> **WHAT TO WORK ON**
What is the number of lines containing the word "JSON"? Please answer with that number and nothing more.

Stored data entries
╭──

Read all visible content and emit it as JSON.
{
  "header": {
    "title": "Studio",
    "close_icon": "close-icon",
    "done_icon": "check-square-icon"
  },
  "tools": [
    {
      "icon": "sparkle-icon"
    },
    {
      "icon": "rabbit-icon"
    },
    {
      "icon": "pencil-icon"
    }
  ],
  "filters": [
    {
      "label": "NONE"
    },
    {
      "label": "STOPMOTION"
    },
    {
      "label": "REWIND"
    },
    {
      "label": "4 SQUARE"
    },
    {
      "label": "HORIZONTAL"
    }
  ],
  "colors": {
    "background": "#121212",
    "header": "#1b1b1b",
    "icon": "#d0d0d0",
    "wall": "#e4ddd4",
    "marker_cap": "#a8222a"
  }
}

╰──
╭──

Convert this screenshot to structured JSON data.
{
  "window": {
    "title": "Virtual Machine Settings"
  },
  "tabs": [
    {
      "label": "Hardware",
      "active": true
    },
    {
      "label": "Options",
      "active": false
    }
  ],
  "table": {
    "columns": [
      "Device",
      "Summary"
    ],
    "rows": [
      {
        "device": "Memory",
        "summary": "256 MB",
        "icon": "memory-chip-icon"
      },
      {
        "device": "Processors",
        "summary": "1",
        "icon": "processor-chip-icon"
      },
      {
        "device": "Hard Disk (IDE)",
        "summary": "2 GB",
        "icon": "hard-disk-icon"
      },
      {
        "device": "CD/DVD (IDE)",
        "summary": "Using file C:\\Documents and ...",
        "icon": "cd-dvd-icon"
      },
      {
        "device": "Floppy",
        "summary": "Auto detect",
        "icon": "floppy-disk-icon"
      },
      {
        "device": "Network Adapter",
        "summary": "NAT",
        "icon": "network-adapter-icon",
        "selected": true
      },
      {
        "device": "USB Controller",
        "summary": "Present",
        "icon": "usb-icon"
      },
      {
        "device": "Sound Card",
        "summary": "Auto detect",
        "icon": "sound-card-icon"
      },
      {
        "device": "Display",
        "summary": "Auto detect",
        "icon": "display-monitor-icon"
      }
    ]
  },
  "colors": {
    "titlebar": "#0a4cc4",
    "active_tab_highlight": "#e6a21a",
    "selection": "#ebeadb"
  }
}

╰──

> **REPLY TO THE TASK**
2